Copy everything from the line containing "Patent image size: (944, 610)." down to the line containing "The lens 30 is at (389, 402).", swapping "schematic representation" for "schematic diagram" and keeping the rest unchanged.

RECORDS FOR THE TASK —
+ + + + + + +

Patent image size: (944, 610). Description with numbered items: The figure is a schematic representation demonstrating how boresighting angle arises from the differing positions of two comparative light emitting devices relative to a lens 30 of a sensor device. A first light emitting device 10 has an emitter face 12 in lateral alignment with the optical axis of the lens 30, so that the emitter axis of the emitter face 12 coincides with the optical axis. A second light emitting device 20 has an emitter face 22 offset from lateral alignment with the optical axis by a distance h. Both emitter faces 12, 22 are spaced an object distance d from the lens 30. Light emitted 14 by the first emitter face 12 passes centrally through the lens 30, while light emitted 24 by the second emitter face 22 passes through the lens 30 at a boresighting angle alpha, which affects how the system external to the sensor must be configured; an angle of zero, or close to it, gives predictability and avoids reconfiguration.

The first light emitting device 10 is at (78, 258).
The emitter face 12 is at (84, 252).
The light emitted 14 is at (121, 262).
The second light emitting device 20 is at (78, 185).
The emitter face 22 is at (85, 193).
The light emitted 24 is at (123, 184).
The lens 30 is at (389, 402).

+ + + + + + +

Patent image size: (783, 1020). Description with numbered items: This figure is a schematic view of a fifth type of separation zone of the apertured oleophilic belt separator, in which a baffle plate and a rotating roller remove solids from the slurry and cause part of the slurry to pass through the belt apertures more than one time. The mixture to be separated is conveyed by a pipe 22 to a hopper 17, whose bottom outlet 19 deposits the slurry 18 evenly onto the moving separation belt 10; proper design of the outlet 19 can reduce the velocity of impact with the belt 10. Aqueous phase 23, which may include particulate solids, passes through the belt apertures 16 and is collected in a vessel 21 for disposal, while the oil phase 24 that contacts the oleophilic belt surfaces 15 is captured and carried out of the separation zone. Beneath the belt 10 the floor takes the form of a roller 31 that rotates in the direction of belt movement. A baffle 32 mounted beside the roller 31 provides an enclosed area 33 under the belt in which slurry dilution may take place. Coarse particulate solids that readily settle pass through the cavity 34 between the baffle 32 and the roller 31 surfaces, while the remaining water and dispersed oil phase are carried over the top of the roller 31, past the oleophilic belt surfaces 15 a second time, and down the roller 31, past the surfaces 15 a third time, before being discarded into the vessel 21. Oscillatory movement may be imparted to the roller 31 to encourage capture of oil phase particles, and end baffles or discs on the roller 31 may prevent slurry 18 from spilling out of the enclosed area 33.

+ + + + + + +

EXERCISE OUTPUT —
Patent image size: (944, 610). Description with numbered items: The figure is a schematic diagram demonstrating how boresighting angle arises from the differing positions of two comparative light emitting devices relative to a lens 30 of a sensor device. A first light emitting device 10 has an emitter face 12 in lateral alignment with the optical axis of the lens 30, so that the emitter axis of the emitter face 12 coincides with the optical axis. A second light emitting device 20 has an emitter face 22 offset from lateral alignment with the optical axis by a distance h. Both emitter faces 12, 22 are spaced an object distance d from the lens 30. Light emitted 14 by the first emitter face 12 passes centrally through the lens 30, while light emitted 24 by the second emitter face 22 passes through the lens 30 at a boresighting angle alpha, which affects how the system external to the sensor must be configured; an angle of zero, or close to it, gives predictability and avoids reconfiguration.

The first light emitting device 10 is at (78, 258).
The emitter face 12 is at (84, 252).
The light emitted 14 is at (121, 262).
The second light emitting device 20 is at (78, 185).
The emitter face 22 is at (85, 193).
The light emitted 24 is at (123, 184).
The lens 30 is at (389, 402).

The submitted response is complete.